◆ **DATA EXCERPTS**:
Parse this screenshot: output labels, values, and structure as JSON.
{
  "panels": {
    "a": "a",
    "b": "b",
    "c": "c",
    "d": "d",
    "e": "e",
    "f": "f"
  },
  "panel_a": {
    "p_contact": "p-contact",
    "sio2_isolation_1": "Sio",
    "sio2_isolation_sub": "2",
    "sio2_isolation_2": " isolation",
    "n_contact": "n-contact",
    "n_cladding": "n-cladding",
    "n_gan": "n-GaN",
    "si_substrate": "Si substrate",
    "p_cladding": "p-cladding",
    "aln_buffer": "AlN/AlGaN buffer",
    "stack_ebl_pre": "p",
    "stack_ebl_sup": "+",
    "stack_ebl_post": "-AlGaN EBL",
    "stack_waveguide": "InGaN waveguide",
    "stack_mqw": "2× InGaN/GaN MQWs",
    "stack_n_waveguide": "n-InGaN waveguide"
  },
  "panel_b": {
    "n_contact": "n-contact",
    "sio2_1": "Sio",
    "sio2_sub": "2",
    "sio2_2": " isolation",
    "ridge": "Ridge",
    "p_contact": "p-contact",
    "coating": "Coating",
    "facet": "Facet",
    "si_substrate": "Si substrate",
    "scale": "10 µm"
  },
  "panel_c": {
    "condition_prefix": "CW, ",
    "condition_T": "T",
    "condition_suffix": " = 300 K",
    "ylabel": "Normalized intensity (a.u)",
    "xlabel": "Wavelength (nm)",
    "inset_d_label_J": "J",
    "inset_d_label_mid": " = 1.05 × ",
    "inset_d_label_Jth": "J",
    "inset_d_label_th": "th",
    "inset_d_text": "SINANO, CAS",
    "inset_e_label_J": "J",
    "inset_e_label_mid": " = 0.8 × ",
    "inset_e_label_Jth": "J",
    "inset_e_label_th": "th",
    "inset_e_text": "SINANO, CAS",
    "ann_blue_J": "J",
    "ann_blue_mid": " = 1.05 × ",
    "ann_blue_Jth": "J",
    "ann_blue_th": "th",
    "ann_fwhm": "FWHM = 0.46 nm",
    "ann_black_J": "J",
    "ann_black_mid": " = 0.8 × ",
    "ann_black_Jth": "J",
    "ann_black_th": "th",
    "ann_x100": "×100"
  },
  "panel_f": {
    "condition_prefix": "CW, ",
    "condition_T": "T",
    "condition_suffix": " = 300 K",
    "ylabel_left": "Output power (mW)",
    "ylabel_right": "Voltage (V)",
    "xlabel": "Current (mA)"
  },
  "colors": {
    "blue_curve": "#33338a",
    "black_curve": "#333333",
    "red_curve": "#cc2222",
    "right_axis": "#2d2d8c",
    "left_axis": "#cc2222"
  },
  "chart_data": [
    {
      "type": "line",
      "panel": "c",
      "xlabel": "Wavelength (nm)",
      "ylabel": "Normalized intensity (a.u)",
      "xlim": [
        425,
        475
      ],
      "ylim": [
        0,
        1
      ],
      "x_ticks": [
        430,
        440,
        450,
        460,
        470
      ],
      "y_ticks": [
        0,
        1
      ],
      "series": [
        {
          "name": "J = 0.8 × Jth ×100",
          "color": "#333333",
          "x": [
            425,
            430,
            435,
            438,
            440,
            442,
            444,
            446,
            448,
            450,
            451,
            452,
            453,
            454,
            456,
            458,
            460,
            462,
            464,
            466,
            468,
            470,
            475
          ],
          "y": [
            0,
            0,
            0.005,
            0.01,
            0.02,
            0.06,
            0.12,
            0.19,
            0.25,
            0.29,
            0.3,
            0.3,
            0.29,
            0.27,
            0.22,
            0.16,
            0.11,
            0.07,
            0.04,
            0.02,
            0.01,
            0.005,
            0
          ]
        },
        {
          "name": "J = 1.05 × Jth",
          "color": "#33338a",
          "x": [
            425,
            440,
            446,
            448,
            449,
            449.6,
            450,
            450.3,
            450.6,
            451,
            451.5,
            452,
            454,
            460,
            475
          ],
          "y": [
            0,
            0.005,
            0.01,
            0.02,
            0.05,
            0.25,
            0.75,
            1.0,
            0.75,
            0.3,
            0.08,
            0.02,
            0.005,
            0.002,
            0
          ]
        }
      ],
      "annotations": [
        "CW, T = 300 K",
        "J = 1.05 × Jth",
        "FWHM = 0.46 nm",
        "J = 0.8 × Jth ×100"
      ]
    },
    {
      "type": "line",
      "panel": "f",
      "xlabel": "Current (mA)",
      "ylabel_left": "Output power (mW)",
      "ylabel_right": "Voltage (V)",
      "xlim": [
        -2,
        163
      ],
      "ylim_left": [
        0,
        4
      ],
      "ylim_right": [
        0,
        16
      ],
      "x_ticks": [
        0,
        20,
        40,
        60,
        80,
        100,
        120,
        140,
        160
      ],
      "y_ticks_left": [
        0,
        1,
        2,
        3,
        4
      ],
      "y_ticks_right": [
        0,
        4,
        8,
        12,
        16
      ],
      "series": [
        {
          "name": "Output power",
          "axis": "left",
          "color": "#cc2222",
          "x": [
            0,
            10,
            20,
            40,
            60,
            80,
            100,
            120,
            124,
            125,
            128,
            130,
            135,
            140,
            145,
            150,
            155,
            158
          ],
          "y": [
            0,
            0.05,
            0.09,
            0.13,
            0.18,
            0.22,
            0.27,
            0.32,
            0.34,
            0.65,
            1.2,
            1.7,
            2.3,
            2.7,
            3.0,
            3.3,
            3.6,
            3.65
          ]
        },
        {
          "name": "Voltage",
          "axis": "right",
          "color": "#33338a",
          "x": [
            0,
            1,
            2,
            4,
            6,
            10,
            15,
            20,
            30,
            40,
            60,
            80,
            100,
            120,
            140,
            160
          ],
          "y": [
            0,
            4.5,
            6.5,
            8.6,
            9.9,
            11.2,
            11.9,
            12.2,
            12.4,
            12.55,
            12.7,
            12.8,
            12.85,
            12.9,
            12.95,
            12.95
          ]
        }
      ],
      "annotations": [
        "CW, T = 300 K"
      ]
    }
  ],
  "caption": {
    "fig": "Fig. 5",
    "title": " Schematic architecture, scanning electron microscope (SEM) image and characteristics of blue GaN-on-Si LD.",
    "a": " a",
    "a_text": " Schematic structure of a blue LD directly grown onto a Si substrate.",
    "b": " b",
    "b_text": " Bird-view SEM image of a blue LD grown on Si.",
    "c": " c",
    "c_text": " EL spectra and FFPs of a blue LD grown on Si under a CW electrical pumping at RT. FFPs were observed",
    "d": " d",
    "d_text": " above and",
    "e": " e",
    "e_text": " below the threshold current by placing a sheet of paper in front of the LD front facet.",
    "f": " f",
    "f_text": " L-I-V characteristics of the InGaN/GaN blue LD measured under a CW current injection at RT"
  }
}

◆ **YOUR TASK**: Extract the entries above verbatim.

◆ **OUTPUT FOR THIS EXERCISE**:
Parse this screenshot: output labels, values, and structure as JSON.
{
  "panels": {
    "a": "a",
    "b": "b",
    "c": "c",
    "d": "d",
    "e": "e",
    "f": "f"
  },
  "panel_a": {
    "p_contact": "p-contact",
    "sio2_isolation_1": "Sio",
    "sio2_isolation_sub": "2",
    "sio2_isolation_2": " isolation",
    "n_contact": "n-contact",
    "n_cladding": "n-cladding",
    "n_gan": "n-GaN",
    "si_substrate": "Si substrate",
    "p_cladding": "p-cladding",
    "aln_buffer": "AlN/AlGaN buffer",
    "stack_ebl_pre": "p",
    "stack_ebl_sup": "+",
    "stack_ebl_post": "-AlGaN EBL",
    "stack_waveguide": "InGaN waveguide",
    "stack_mqw": "2× InGaN/GaN MQWs",
    "stack_n_waveguide": "n-InGaN waveguide"
  },
  "panel_b": {
    "n_contact": "n-contact",
    "sio2_1": "Sio",
    "sio2_sub": "2",
    "sio2_2": " isolation",
    "ridge": "Ridge",
    "p_contact": "p-contact",
    "coating": "Coating",
    "facet": "Facet",
    "si_substrate": "Si substrate",
    "scale": "10 µm"
  },
  "panel_c": {
    "condition_prefix": "CW, ",
    "condition_T": "T",
    "condition_suffix": " = 300 K",
    "ylabel": "Normalized intensity (a.u)",
    "xlabel": "Wavelength (nm)",
    "inset_d_label_J": "J",
    "inset_d_label_mid": " = 1.05 × ",
    "inset_d_label_Jth": "J",
    "inset_d_label_th": "th",
    "inset_d_text": "SINANO, CAS",
    "inset_e_label_J": "J",
    "inset_e_label_mid": " = 0.8 × ",
    "inset_e_label_Jth": "J",
    "inset_e_label_th": "th",
    "inset_e_text": "SINANO, CAS",
    "ann_blue_J": "J",
    "ann_blue_mid": " = 1.05 × ",
    "ann_blue_Jth": "J",
    "ann_blue_th": "th",
    "ann_fwhm": "FWHM = 0.46 nm",
    "ann_black_J": "J",
    "ann_black_mid": " = 0.8 × ",
    "ann_black_Jth": "J",
    "ann_black_th": "th",
    "ann_x100": "×100"
  },
  "panel_f": {
    "condition_prefix": "CW, ",
    "condition_T": "T",
    "condition_suffix": " = 300 K",
    "ylabel_left": "Output power (mW)",
    "ylabel_right": "Voltage (V)",
    "xlabel": "Current (mA)"
  },
  "colors": {
    "blue_curve": "#33338a",
    "black_curve": "#333333",
    "red_curve": "#cc2222",
    "right_axis": "#2d2d8c",
    "left_axis": "#cc2222"
  },
  "chart_data": [
    {
      "type": "line",
      "panel": "c",
      "xlabel": "Wavelength (nm)",
      "ylabel": "Normalized intensity (a.u)",
      "xlim": [
        425,
        475
      ],
      "ylim": [
        0,
        1
      ],
      "x_ticks": [
        430,
        440,
        450,
        460,
        470
      ],
      "y_ticks": [
        0,
        1
      ],
      "series": [
        {
          "name": "J = 0.8 × Jth ×100",
          "color": "#333333",
          "x": [
            425,
            430,
            435,
            438,
            440,
            442,
            444,
            446,
            448,
            450,
            451,
            452,
            453,
            454,
            456,
            458,
            460,
            462,
            464,
            466,
            468,
            470,
            475
          ],
          "y": [
            0,
            0,
            0.005,
            0.01,
            0.02,
            0.06,
            0.12,
            0.19,
            0.25,
            0.29,
            0.3,
            0.3,
            0.29,
            0.27,
            0.22,
            0.16,
            0.11,
            0.07,
            0.04,
            0.02,
            0.01,
            0.005,
            0
          ]
        },
        {
          "name": "J = 1.05 × Jth",
          "color": "#33338a",
          "x": [
            425,
            440,
            446,
            448,
            449,
            449.6,
            450,
            450.3,
            450.6,
            451,
            451.5,
            452,
            454,
            460,
            475
          ],
          "y": [
            0,
            0.005,
            0.01,
            0.02,
            0.05,
            0.25,
            0.75,
            1.0,
            0.75,
            0.3,
            0.08,
            0.02,
            0.005,
            0.002,
            0
          ]
        }
      ],
      "annotations": [
        "CW, T = 300 K",
        "J = 1.05 × Jth",
        "FWHM = 0.46 nm",
        "J = 0.8 × Jth ×100"
      ]
    },
    {
      "type": "line",
      "panel": "f",
      "xlabel": "Current (mA)",
      "ylabel_left": "Output power (mW)",
      "ylabel_right": "Voltage (V)",
      "xlim": [
        -2,
        163
      ],
      "ylim_left": [
        0,
        4
      ],
      "ylim_right": [
        0,
        16
      ],
      "x_ticks": [
        0,
        20,
        40,
        60,
        80,
        100,
        120,
        140,
        160
      ],
      "y_ticks_left": [
        0,
        1,
        2,
        3,
        4
      ],
      "y_ticks_right": [
        0,
        4,
        8,
        12,
        16
      ],
      "series": [
        {
          "name": "Output power",
          "axis": "left",
          "color": "#cc2222",
          "x": [
            0,
            10,
            20,
            40,
            60,
            80,
            100,
            120,
            124,
            125,
            128,
            130,
            135,
            140,
            145,
            150,
            155,
            158
          ],
          "y": [
            0,
            0.05,
            0.09,
            0.13,
            0.18,
            0.22,
            0.27,
            0.32,
            0.34,
            0.65,
            1.2,
            1.7,
            2.3,
            2.7,
            3.0,
            3.3,
            3.6,
            3.65
          ]
        },
        {
          "name": "Voltage",
          "axis": "right",
          "color": "#33338a",
          "x": [
            0,
            1,
            2,
            4,
            6,
            10,
            15,
            20,
            30,
            40,
            60,
            80,
            100,
            120,
            140,
            160
          ],
          "y": [
            0,
            4.5,
            6.5,
            8.6,
            9.9,
            11.2,
            11.9,
            12.2,
            12.4,
            12.55,
            12.7,
            12.8,
            12.85,
            12.9,
            12.95,
            12.95
          ]
        }
      ],
      "annotations": [
        "CW, T = 300 K"
      ]
    }
  ],
  "caption": {
    "fig": "Fig. 5",
    "title": " Schematic architecture, scanning electron microscope (SEM) image and characteristics of blue GaN-on-Si LD.",
    "a": " a",
    "a_text": " Schematic structure of a blue LD directly grown onto a Si substrate.",
    "b": " b",
    "b_text": " Bird-view SEM image of a blue LD grown on Si.",
    "c": " c",
    "c_text": " EL spectra and FFPs of a blue LD grown on Si under a CW electrical pumping at RT. FFPs were observed",
    "d": " d",
    "d_text": " above and",
    "e": " e",
    "e_text": " below the threshold current by placing a sheet of paper in front of the LD front facet.",
    "f": " f",
    "f_text": " L-I-V characteristics of the InGaN/GaN blue LD measured under a CW current injection at RT"
  }
}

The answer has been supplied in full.